Stored dataset items
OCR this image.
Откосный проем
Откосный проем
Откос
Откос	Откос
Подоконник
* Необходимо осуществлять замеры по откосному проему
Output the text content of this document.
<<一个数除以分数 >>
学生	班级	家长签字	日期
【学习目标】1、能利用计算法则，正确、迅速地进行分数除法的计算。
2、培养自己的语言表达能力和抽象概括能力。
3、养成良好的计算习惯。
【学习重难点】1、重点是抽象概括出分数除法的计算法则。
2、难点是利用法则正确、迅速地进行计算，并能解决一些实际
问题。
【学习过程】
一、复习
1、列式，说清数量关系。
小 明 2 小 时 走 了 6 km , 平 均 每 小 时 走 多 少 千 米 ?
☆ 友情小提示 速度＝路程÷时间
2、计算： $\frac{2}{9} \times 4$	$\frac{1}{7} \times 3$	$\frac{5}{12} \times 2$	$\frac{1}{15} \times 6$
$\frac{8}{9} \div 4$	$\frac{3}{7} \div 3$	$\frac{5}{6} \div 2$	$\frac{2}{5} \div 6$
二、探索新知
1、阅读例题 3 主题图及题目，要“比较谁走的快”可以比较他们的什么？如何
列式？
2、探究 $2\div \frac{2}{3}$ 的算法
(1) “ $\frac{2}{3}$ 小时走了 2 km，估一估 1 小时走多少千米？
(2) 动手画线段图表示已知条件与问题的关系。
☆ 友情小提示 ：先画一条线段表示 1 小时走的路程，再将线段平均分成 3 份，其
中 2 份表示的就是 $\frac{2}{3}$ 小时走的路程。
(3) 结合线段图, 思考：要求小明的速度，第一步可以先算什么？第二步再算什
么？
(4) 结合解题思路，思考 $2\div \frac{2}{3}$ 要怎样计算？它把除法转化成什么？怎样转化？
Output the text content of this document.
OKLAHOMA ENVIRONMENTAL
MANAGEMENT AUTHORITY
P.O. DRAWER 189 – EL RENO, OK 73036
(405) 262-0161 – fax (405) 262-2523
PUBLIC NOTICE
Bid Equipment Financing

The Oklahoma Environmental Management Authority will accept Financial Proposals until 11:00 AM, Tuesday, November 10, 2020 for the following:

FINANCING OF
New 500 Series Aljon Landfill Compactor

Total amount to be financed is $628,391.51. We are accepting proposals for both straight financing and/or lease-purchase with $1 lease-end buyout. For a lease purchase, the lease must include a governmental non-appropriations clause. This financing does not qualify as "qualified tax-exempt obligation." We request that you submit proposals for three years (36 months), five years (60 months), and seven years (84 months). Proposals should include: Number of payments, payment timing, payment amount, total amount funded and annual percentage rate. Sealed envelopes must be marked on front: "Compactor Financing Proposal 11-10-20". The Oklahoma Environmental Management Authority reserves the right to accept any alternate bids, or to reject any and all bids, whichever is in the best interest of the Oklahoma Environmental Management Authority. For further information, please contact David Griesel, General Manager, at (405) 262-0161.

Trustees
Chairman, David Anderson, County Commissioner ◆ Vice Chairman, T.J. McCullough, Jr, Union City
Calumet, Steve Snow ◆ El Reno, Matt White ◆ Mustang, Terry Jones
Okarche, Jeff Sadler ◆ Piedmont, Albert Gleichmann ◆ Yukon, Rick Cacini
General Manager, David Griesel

[Exercise goal] Search the lines above for the string "小时走的路程" and copy each line that has it.

[Expected answer]
☆ 友情小提示 ：先画一条线段表示 1 小时走的路程，再将线段平均分成 3 份，其
中 2 份表示的就是 $\frac{2}{3}$ 小时走的路程。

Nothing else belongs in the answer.